Locate each line with the string "xlabel" in the listing below and copy it.

::::::::::

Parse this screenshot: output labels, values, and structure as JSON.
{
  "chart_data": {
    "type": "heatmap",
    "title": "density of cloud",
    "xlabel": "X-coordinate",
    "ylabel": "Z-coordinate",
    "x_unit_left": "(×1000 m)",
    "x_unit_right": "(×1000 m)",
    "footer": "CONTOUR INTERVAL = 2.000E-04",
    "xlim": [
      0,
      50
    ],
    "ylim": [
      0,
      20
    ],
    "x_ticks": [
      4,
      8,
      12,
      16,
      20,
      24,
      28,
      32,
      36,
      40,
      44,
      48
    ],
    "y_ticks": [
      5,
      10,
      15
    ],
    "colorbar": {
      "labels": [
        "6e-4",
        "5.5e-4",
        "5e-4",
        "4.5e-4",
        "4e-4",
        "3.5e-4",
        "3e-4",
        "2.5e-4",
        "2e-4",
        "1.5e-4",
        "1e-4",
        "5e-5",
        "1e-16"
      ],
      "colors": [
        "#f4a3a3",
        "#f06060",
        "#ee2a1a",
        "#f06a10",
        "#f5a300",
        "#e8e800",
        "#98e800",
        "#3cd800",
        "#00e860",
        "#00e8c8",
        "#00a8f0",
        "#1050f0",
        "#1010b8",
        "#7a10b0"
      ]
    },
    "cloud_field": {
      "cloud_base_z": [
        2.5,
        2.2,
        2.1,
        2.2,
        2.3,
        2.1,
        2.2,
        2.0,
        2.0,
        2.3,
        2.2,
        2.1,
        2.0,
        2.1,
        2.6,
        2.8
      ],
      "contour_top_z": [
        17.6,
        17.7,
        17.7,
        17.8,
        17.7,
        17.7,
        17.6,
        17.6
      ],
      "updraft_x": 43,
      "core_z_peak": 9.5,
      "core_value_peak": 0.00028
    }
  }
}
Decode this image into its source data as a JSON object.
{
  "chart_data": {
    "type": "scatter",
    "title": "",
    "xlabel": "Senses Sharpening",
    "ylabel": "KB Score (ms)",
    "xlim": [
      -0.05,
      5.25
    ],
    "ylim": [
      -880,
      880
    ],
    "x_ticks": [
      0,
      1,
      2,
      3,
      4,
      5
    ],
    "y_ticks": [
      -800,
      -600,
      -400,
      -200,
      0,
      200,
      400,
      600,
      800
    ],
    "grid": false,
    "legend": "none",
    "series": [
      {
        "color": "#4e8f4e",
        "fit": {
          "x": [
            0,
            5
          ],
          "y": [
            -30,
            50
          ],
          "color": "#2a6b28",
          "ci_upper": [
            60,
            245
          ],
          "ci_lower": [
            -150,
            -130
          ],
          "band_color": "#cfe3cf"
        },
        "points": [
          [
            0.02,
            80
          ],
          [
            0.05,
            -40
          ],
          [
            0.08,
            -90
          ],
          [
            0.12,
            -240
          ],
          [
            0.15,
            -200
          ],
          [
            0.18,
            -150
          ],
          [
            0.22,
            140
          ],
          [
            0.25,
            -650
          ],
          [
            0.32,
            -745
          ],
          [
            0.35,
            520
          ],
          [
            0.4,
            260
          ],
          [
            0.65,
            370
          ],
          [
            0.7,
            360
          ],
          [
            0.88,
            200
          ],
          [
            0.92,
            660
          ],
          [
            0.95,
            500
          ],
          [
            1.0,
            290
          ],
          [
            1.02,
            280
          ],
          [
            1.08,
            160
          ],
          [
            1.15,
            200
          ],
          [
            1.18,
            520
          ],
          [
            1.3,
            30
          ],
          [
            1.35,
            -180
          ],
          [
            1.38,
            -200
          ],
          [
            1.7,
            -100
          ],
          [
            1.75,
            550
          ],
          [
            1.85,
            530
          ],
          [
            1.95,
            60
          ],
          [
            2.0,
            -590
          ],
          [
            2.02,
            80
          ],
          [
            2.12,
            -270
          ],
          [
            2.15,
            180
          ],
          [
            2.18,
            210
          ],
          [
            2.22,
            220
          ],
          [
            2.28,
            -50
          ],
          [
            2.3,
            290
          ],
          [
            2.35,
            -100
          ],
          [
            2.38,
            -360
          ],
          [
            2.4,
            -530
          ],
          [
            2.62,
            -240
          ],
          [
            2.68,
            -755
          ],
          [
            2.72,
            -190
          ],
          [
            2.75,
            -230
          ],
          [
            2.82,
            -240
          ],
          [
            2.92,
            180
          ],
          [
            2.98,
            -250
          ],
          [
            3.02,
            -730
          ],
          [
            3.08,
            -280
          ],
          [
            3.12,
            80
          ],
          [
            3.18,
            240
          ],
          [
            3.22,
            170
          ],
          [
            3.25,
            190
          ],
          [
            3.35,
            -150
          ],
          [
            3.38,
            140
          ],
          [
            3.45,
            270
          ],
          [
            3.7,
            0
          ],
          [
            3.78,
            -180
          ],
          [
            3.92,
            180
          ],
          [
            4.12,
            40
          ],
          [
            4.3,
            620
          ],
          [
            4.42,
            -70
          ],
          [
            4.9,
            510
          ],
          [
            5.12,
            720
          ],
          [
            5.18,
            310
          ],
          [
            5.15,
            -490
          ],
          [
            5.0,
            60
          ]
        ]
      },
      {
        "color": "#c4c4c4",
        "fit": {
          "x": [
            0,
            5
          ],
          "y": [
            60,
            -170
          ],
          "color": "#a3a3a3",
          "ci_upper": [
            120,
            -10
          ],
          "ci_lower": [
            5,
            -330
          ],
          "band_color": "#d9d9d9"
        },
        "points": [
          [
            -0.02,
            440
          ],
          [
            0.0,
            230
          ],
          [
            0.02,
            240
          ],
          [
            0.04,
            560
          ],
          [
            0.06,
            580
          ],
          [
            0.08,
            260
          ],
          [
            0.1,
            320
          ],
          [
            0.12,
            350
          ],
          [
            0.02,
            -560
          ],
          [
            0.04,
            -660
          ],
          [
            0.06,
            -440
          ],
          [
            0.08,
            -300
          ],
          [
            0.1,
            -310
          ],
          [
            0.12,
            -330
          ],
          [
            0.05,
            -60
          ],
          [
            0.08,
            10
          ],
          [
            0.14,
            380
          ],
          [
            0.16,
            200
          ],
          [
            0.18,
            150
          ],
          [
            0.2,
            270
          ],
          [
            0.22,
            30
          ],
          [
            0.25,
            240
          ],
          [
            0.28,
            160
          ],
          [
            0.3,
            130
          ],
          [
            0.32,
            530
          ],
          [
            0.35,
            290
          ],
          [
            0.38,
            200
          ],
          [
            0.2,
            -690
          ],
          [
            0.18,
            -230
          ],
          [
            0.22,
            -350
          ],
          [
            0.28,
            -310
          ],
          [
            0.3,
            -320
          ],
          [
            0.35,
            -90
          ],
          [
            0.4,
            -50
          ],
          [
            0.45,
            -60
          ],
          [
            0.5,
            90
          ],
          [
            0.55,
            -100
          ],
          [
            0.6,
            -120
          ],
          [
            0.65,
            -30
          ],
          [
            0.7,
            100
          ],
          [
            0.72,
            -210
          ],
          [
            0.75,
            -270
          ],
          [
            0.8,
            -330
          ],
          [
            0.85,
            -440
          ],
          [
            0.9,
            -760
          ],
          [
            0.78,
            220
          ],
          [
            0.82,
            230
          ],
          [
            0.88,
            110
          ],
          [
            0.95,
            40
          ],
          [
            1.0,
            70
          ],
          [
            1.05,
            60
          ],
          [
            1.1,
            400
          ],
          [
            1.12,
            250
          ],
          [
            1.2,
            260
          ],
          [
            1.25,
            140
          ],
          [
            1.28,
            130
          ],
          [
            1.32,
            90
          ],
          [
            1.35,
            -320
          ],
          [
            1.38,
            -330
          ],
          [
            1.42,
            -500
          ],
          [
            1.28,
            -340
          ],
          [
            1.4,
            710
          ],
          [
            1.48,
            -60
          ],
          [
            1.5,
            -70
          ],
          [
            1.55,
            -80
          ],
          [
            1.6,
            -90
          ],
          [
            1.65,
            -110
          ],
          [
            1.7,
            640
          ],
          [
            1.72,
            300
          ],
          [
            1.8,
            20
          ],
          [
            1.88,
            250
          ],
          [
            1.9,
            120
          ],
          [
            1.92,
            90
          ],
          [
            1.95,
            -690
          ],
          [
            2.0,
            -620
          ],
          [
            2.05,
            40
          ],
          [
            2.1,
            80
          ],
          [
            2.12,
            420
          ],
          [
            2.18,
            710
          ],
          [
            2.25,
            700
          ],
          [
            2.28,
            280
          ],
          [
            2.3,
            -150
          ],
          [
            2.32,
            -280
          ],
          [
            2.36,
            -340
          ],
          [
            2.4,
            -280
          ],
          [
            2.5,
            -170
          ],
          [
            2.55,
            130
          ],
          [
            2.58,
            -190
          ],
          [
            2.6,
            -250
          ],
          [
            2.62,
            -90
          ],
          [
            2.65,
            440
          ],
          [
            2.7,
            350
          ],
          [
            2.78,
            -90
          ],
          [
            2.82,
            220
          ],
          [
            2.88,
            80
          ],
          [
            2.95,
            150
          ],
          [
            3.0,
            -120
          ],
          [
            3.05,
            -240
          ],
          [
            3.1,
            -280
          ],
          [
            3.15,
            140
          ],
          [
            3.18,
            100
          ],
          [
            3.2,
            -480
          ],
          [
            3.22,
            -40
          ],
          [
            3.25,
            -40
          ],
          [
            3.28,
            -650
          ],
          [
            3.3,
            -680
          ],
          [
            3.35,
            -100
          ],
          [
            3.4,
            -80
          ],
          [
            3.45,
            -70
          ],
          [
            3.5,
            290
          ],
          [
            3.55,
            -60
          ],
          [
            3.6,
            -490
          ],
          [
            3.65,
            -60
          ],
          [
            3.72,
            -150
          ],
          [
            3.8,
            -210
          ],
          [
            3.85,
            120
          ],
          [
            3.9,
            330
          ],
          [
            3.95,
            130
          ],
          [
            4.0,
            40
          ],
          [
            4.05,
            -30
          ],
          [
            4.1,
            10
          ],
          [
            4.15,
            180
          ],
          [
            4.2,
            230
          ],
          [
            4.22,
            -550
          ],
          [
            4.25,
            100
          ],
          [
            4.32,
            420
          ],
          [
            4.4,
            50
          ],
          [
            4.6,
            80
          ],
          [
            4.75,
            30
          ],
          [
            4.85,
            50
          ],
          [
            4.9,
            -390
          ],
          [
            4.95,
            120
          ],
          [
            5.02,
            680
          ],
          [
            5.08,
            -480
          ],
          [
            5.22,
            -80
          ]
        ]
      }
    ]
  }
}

::::::::::

**Solution for this problem:**
    "xlabel": "X-coordinate",
    "xlabel": "Senses Sharpening",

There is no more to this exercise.